| EXERCISE REQUIREMENTS |
Will you quote all of the entries, word for word?

[Data excerpts]

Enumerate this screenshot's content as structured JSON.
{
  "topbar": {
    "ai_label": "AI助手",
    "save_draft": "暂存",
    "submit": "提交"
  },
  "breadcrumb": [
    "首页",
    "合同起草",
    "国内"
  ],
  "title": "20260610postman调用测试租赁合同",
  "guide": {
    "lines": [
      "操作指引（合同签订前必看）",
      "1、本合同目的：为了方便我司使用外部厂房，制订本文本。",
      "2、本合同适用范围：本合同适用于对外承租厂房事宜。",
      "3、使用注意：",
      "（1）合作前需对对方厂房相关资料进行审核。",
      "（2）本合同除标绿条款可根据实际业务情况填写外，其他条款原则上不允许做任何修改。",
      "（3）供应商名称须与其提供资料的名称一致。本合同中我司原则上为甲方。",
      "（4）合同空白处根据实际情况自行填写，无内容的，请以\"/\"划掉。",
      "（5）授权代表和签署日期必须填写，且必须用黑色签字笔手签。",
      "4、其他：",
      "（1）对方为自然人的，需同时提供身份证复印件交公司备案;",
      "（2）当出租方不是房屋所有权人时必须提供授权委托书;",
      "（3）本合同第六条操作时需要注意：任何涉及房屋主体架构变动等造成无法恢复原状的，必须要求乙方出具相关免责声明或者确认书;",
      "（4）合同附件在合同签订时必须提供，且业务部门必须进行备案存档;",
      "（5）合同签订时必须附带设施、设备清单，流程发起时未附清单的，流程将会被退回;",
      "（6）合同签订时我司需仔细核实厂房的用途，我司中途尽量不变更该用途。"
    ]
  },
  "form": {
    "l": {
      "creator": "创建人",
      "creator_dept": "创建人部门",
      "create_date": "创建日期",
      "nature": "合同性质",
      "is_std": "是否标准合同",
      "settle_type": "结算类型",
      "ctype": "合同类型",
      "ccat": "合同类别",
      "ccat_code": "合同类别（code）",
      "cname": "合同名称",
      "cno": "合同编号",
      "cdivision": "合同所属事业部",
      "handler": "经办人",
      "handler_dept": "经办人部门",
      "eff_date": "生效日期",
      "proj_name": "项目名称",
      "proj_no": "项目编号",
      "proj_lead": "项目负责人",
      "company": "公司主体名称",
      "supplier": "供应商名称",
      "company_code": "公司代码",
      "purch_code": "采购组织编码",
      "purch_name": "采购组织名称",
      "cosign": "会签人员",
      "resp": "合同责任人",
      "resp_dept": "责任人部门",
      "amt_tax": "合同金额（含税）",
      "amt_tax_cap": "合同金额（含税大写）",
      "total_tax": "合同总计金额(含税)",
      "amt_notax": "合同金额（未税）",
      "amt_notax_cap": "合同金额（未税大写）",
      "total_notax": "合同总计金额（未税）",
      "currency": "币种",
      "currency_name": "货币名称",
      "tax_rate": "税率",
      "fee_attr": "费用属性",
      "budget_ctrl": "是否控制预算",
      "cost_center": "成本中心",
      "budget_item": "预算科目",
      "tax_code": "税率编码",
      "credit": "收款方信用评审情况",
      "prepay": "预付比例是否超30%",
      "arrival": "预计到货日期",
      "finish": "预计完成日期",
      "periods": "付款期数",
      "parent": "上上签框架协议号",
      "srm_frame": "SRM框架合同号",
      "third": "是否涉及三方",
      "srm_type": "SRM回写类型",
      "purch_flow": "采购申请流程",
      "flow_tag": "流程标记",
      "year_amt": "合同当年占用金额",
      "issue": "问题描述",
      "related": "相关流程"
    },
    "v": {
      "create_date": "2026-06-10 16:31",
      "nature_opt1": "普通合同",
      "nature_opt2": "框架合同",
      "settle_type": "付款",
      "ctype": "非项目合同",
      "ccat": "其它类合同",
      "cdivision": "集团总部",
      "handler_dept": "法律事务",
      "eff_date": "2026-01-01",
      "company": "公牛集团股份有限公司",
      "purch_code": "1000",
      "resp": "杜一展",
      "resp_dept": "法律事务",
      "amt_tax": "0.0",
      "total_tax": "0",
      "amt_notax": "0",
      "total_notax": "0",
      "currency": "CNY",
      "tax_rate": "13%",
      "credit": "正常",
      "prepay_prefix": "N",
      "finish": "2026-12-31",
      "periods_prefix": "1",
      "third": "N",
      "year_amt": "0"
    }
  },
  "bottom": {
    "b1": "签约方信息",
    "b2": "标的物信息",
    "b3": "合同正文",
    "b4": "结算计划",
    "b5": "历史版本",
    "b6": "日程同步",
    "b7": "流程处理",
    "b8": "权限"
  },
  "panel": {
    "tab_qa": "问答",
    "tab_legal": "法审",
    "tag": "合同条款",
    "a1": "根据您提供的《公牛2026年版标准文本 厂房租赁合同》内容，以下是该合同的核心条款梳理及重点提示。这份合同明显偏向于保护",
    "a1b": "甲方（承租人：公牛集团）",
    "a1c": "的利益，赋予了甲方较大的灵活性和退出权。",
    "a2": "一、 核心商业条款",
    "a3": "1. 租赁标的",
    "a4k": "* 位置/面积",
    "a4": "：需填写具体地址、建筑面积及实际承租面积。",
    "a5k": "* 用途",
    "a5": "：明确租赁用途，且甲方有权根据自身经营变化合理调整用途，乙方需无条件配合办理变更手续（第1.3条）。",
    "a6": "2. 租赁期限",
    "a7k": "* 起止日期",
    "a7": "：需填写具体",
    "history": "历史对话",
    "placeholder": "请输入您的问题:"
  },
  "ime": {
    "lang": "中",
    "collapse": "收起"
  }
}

| ANSWER FOR THE TASK |
Enumerate this screenshot's content as structured JSON.
{
  "topbar": {
    "ai_label": "AI助手",
    "save_draft": "暂存",
    "submit": "提交"
  },
  "breadcrumb": [
    "首页",
    "合同起草",
    "国内"
  ],
  "title": "20260610postman调用测试租赁合同",
  "guide": {
    "lines": [
      "操作指引（合同签订前必看）",
      "1、本合同目的：为了方便我司使用外部厂房，制订本文本。",
      "2、本合同适用范围：本合同适用于对外承租厂房事宜。",
      "3、使用注意：",
      "（1）合作前需对对方厂房相关资料进行审核。",
      "（2）本合同除标绿条款可根据实际业务情况填写外，其他条款原则上不允许做任何修改。",
      "（3）供应商名称须与其提供资料的名称一致。本合同中我司原则上为甲方。",
      "（4）合同空白处根据实际情况自行填写，无内容的，请以\"/\"划掉。",
      "（5）授权代表和签署日期必须填写，且必须用黑色签字笔手签。",
      "4、其他：",
      "（1）对方为自然人的，需同时提供身份证复印件交公司备案;",
      "（2）当出租方不是房屋所有权人时必须提供授权委托书;",
      "（3）本合同第六条操作时需要注意：任何涉及房屋主体架构变动等造成无法恢复原状的，必须要求乙方出具相关免责声明或者确认书;",
      "（4）合同附件在合同签订时必须提供，且业务部门必须进行备案存档;",
      "（5）合同签订时必须附带设施、设备清单，流程发起时未附清单的，流程将会被退回;",
      "（6）合同签订时我司需仔细核实厂房的用途，我司中途尽量不变更该用途。"
    ]
  },
  "form": {
    "l": {
      "creator": "创建人",
      "creator_dept": "创建人部门",
      "create_date": "创建日期",
      "nature": "合同性质",
      "is_std": "是否标准合同",
      "settle_type": "结算类型",
      "ctype": "合同类型",
      "ccat": "合同类别",
      "ccat_code": "合同类别（code）",
      "cname": "合同名称",
      "cno": "合同编号",
      "cdivision": "合同所属事业部",
      "handler": "经办人",
      "handler_dept": "经办人部门",
      "eff_date": "生效日期",
      "proj_name": "项目名称",
      "proj_no": "项目编号",
      "proj_lead": "项目负责人",
      "company": "公司主体名称",
      "supplier": "供应商名称",
      "company_code": "公司代码",
      "purch_code": "采购组织编码",
      "purch_name": "采购组织名称",
      "cosign": "会签人员",
      "resp": "合同责任人",
      "resp_dept": "责任人部门",
      "amt_tax": "合同金额（含税）",
      "amt_tax_cap": "合同金额（含税大写）",
      "total_tax": "合同总计金额(含税)",
      "amt_notax": "合同金额（未税）",
      "amt_notax_cap": "合同金额（未税大写）",
      "total_notax": "合同总计金额（未税）",
      "currency": "币种",
      "currency_name": "货币名称",
      "tax_rate": "税率",
      "fee_attr": "费用属性",
      "budget_ctrl": "是否控制预算",
      "cost_center": "成本中心",
      "budget_item": "预算科目",
      "tax_code": "税率编码",
      "credit": "收款方信用评审情况",
      "prepay": "预付比例是否超30%",
      "arrival": "预计到货日期",
      "finish": "预计完成日期",
      "periods": "付款期数",
      "parent": "上上签框架协议号",
      "srm_frame": "SRM框架合同号",
      "third": "是否涉及三方",
      "srm_type": "SRM回写类型",
      "purch_flow": "采购申请流程",
      "flow_tag": "流程标记",
      "year_amt": "合同当年占用金额",
      "issue": "问题描述",
      "related": "相关流程"
    },
    "v": {
      "create_date": "2026-06-10 16:31",
      "nature_opt1": "普通合同",
      "nature_opt2": "框架合同",
      "settle_type": "付款",
      "ctype": "非项目合同",
      "ccat": "其它类合同",
      "cdivision": "集团总部",
      "handler_dept": "法律事务",
      "eff_date": "2026-01-01",
      "company": "公牛集团股份有限公司",
      "purch_code": "1000",
      "resp": "杜一展",
      "resp_dept": "法律事务",
      "amt_tax": "0.0",
      "total_tax": "0",
      "amt_notax": "0",
      "total_notax": "0",
      "currency": "CNY",
      "tax_rate": "13%",
      "credit": "正常",
      "prepay_prefix": "N",
      "finish": "2026-12-31",
      "periods_prefix": "1",
      "third": "N",
      "year_amt": "0"
    }
  },
  "bottom": {
    "b1": "签约方信息",
    "b2": "标的物信息",
    "b3": "合同正文",
    "b4": "结算计划",
    "b5": "历史版本",
    "b6": "日程同步",
    "b7": "流程处理",
    "b8": "权限"
  },
  "panel": {
    "tab_qa": "问答",
    "tab_legal": "法审",
    "tag": "合同条款",
    "a1": "根据您提供的《公牛2026年版标准文本 厂房租赁合同》内容，以下是该合同的核心条款梳理及重点提示。这份合同明显偏向于保护",
    "a1b": "甲方（承租人：公牛集团）",
    "a1c": "的利益，赋予了甲方较大的灵活性和退出权。",
    "a2": "一、 核心商业条款",
    "a3": "1. 租赁标的",
    "a4k": "* 位置/面积",
    "a4": "：需填写具体地址、建筑面积及实际承租面积。",
    "a5k": "* 用途",
    "a5": "：明确租赁用途，且甲方有权根据自身经营变化合理调整用途，乙方需无条件配合办理变更手续（第1.3条）。",
    "a6": "2. 租赁期限",
    "a7k": "* 起止日期",
    "a7": "：需填写具体",
    "history": "历史对话",
    "placeholder": "请输入您的问题:"
  },
  "ime": {
    "lang": "中",
    "collapse": "收起"
  }
}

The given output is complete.